• Task material

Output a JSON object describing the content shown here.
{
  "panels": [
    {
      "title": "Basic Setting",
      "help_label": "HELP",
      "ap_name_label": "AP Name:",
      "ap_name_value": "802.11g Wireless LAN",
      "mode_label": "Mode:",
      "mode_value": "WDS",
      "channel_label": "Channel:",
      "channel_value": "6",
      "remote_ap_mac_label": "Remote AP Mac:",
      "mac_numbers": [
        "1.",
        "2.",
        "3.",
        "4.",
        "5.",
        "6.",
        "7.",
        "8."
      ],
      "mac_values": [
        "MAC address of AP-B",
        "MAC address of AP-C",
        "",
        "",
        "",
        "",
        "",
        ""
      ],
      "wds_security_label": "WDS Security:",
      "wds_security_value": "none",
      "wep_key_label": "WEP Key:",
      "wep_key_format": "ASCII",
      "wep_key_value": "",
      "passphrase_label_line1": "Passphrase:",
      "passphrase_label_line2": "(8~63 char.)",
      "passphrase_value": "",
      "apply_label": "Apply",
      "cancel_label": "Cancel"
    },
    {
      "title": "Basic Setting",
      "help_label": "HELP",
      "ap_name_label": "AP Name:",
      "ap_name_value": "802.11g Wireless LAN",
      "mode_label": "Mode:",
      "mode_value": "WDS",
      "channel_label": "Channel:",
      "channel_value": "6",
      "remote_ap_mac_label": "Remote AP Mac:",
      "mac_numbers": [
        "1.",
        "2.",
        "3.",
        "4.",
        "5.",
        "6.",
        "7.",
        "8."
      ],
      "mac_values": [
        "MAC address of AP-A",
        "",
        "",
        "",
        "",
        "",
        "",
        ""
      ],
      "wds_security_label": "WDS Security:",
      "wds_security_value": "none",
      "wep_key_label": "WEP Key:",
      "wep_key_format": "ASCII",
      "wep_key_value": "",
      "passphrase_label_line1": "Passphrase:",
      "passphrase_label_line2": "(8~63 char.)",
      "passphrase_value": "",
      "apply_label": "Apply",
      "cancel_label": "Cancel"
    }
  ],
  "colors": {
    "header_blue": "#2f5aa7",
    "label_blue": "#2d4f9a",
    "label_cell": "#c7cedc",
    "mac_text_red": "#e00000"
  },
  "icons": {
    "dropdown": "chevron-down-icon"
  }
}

• Challenge
Would you restate each of the entries word for word?

• Result
Output a JSON object describing the content shown here.
{
  "panels": [
    {
      "title": "Basic Setting",
      "help_label": "HELP",
      "ap_name_label": "AP Name:",
      "ap_name_value": "802.11g Wireless LAN",
      "mode_label": "Mode:",
      "mode_value": "WDS",
      "channel_label": "Channel:",
      "channel_value": "6",
      "remote_ap_mac_label": "Remote AP Mac:",
      "mac_numbers": [
        "1.",
        "2.",
        "3.",
        "4.",
        "5.",
        "6.",
        "7.",
        "8."
      ],
      "mac_values": [
        "MAC address of AP-B",
        "MAC address of AP-C",
        "",
        "",
        "",
        "",
        "",
        ""
      ],
      "wds_security_label": "WDS Security:",
      "wds_security_value": "none",
      "wep_key_label": "WEP Key:",
      "wep_key_format": "ASCII",
      "wep_key_value": "",
      "passphrase_label_line1": "Passphrase:",
      "passphrase_label_line2": "(8~63 char.)",
      "passphrase_value": "",
      "apply_label": "Apply",
      "cancel_label": "Cancel"
    },
    {
      "title": "Basic Setting",
      "help_label": "HELP",
      "ap_name_label": "AP Name:",
      "ap_name_value": "802.11g Wireless LAN",
      "mode_label": "Mode:",
      "mode_value": "WDS",
      "channel_label": "Channel:",
      "channel_value": "6",
      "remote_ap_mac_label": "Remote AP Mac:",
      "mac_numbers": [
        "1.",
        "2.",
        "3.",
        "4.",
        "5.",
        "6.",
        "7.",
        "8."
      ],
      "mac_values": [
        "MAC address of AP-A",
        "",
        "",
        "",
        "",
        "",
        "",
        ""
      ],
      "wds_security_label": "WDS Security:",
      "wds_security_value": "none",
      "wep_key_label": "WEP Key:",
      "wep_key_format": "ASCII",
      "wep_key_value": "",
      "passphrase_label_line1": "Passphrase:",
      "passphrase_label_line2": "(8~63 char.)",
      "passphrase_value": "",
      "apply_label": "Apply",
      "cancel_label": "Cancel"
    }
  ],
  "colors": {
    "header_blue": "#2f5aa7",
    "label_blue": "#2d4f9a",
    "label_cell": "#c7cedc",
    "mac_text_red": "#e00000"
  },
  "icons": {
    "dropdown": "chevron-down-icon"
  }
}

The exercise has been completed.